Task details: Search the data for the string "screenshot" and gather each line it is in.

● ● ● ● ●

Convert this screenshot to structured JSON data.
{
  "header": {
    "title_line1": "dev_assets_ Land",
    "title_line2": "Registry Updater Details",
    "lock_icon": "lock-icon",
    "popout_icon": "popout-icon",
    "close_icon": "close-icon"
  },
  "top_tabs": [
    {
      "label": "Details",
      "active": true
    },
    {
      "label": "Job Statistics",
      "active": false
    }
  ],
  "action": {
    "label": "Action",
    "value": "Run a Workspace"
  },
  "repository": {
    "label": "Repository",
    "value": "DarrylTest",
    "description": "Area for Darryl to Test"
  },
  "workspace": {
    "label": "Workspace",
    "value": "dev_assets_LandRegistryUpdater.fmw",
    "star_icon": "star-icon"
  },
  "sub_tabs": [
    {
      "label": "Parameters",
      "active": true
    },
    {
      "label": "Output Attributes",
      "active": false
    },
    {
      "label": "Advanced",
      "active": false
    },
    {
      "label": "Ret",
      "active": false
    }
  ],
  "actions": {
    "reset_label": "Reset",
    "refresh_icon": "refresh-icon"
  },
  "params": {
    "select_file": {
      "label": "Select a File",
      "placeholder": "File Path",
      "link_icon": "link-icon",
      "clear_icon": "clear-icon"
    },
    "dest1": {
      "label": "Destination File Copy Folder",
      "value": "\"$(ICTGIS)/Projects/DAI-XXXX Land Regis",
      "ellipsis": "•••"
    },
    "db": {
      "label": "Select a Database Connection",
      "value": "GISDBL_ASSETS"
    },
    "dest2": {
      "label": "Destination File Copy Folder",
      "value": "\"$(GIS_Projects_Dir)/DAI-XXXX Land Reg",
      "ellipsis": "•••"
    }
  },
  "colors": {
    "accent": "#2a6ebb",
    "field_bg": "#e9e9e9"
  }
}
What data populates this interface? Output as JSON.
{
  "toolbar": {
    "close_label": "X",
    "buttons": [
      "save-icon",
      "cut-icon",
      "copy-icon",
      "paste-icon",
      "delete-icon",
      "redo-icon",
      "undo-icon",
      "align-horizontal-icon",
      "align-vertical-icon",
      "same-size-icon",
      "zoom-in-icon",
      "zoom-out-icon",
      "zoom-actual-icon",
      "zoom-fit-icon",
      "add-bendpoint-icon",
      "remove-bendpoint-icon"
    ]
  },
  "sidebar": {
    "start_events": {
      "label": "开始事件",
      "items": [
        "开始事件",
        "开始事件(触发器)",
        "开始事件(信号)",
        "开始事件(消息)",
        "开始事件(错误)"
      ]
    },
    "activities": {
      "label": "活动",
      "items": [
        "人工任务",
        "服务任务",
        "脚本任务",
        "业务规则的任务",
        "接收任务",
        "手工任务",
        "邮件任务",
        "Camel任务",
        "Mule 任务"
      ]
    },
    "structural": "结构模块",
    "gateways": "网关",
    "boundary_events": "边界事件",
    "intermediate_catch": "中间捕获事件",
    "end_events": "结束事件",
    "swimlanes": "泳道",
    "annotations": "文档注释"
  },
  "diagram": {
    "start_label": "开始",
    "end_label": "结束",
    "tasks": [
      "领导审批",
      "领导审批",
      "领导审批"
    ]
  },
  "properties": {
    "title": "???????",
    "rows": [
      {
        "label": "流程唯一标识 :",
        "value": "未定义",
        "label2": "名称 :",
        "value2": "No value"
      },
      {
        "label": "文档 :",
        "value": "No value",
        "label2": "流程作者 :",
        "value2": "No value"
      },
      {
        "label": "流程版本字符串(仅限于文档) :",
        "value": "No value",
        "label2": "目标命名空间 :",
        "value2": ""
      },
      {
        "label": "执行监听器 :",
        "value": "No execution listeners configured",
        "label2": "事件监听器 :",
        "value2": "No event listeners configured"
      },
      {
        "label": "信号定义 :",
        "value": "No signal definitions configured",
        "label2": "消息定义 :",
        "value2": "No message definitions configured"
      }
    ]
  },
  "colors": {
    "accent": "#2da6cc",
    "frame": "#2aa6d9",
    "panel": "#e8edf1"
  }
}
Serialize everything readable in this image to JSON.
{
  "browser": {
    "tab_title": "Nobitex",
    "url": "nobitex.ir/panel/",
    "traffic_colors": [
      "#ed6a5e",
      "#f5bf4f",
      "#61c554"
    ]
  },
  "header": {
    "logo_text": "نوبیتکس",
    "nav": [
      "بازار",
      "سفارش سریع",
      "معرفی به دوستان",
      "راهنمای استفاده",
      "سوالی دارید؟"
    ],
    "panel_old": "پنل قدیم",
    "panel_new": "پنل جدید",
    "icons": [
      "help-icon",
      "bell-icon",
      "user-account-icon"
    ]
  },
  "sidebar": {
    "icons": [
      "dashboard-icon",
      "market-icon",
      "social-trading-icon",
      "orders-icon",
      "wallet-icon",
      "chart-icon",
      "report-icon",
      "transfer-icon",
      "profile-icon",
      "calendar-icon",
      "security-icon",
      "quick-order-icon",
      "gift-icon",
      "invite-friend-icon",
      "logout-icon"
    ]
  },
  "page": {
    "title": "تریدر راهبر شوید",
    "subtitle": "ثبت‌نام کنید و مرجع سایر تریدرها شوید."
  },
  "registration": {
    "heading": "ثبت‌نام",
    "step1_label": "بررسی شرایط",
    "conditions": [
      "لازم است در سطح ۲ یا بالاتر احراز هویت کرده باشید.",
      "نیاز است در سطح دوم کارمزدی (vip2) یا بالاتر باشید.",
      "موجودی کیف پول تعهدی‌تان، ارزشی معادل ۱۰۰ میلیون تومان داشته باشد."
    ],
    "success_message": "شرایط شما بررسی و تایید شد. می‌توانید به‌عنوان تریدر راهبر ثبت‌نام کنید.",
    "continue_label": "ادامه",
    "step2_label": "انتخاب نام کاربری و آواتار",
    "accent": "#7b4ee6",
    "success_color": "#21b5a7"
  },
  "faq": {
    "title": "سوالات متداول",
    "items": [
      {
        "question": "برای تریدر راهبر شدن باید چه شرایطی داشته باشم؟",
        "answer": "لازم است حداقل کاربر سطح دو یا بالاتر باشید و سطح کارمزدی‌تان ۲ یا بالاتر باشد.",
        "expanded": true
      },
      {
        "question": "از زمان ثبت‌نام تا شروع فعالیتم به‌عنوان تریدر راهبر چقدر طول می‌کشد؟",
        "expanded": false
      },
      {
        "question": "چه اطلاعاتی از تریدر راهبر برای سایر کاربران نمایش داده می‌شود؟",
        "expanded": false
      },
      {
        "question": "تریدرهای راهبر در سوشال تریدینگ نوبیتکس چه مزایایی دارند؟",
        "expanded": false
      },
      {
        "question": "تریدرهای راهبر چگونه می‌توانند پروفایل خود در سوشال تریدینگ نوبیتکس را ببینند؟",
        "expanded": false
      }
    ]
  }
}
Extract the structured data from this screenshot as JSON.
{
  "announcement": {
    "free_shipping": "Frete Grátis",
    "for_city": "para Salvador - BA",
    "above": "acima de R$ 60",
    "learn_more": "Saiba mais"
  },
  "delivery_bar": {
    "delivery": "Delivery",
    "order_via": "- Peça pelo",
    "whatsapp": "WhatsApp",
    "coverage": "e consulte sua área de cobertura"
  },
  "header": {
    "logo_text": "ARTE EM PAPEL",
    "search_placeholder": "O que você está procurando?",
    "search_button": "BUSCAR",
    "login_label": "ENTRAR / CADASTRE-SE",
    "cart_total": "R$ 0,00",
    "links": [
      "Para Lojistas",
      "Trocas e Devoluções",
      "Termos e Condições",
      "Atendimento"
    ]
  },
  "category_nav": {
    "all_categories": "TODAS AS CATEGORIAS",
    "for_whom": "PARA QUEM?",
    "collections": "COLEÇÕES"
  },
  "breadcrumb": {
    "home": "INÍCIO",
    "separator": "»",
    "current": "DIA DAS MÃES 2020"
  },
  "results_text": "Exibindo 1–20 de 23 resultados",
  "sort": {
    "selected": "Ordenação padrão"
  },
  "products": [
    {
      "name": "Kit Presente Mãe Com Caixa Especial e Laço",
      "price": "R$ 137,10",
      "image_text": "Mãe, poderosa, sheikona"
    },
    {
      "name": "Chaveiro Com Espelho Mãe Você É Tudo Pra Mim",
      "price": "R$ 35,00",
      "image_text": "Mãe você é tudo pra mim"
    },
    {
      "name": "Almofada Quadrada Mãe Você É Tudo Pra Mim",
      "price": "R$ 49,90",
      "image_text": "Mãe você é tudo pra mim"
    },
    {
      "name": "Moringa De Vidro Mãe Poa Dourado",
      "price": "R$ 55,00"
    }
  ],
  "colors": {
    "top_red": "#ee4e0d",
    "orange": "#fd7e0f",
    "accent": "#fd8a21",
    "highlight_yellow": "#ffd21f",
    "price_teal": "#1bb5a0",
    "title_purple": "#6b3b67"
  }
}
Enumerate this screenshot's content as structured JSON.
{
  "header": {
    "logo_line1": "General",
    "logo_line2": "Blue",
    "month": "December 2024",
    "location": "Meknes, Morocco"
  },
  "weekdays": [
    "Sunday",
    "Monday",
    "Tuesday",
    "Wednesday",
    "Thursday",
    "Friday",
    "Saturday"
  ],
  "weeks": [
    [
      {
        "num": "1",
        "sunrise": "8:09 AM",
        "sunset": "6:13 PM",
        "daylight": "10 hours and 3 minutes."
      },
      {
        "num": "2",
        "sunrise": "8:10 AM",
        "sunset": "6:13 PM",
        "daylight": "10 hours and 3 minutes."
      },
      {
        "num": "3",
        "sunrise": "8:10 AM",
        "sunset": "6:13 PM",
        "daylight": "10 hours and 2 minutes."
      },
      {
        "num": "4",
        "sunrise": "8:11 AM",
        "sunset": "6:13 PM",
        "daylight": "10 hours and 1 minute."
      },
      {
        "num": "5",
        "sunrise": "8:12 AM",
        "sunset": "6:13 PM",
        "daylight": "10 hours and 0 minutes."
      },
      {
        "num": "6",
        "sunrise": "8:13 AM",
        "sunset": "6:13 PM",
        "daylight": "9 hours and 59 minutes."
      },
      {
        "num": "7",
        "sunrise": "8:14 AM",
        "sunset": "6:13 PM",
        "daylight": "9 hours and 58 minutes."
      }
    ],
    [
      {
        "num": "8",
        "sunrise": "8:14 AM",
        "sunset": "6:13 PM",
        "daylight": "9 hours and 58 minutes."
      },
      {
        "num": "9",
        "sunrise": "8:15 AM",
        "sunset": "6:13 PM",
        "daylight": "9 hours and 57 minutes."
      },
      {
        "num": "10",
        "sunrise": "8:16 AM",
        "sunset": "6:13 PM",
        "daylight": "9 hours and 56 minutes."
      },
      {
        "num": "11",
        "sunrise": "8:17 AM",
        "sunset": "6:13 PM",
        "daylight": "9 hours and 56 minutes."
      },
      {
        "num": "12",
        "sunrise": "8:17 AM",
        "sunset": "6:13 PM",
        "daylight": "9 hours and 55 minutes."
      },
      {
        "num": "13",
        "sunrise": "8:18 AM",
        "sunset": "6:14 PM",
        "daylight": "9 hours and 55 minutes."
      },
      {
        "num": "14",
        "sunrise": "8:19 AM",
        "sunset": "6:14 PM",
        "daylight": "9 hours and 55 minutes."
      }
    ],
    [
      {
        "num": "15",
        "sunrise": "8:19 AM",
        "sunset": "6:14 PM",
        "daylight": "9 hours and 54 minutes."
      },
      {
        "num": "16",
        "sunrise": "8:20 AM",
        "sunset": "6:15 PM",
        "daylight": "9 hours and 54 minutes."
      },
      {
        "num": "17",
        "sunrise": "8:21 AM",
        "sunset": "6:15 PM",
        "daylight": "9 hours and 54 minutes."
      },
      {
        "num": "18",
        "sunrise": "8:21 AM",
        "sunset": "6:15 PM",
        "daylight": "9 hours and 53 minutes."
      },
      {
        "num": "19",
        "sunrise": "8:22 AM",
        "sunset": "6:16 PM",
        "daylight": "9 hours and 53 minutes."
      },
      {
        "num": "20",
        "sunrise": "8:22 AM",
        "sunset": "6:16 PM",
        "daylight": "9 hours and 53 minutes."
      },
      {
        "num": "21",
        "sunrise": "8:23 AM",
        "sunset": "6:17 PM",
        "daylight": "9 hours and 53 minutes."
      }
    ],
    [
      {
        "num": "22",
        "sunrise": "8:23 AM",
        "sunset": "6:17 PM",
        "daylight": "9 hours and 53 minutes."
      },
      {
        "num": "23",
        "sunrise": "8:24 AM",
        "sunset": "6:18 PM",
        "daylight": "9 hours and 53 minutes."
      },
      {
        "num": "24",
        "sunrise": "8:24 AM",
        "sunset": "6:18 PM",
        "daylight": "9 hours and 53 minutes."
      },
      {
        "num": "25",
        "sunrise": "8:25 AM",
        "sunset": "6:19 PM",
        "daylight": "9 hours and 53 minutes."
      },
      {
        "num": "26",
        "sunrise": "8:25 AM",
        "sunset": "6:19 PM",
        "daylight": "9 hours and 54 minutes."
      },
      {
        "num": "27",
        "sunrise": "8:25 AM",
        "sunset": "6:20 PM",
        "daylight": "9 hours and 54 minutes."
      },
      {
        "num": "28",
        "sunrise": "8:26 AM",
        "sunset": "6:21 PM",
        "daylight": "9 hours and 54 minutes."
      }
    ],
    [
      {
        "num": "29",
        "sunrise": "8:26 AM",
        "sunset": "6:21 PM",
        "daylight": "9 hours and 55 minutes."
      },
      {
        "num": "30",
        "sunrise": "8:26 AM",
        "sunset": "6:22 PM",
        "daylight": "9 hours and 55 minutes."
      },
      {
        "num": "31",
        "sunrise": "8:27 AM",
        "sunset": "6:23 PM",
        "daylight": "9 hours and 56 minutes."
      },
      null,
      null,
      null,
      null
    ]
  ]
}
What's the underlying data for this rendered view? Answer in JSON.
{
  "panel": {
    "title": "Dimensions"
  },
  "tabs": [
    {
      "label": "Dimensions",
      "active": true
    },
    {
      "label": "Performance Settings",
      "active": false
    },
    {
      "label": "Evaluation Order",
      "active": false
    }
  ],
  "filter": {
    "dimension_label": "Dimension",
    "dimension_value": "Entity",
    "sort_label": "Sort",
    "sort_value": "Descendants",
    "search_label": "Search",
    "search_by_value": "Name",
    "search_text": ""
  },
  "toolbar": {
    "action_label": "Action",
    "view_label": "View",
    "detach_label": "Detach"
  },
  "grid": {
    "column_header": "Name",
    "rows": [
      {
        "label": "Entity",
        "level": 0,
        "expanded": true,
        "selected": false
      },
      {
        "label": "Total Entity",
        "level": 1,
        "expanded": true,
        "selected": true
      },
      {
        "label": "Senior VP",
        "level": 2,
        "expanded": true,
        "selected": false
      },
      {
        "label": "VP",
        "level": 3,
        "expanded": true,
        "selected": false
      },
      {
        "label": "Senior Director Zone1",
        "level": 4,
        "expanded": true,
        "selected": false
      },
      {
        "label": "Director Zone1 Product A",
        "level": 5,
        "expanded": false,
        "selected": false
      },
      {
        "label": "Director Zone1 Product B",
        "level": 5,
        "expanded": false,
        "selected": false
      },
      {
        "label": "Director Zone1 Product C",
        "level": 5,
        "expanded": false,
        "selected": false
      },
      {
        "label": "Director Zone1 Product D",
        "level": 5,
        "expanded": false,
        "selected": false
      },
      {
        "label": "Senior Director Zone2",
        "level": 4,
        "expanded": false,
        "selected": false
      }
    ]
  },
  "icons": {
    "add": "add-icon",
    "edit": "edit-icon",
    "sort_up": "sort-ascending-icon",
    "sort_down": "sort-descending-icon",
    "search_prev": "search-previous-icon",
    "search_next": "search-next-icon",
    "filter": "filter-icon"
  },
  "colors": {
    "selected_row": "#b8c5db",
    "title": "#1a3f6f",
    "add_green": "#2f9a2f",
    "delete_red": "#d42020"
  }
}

● ● ● ● ●

Answer to the problem:
Convert this screenshot to structured JSON data.
Extract the structured data from this screenshot as JSON.
Enumerate this screenshot's content as structured JSON.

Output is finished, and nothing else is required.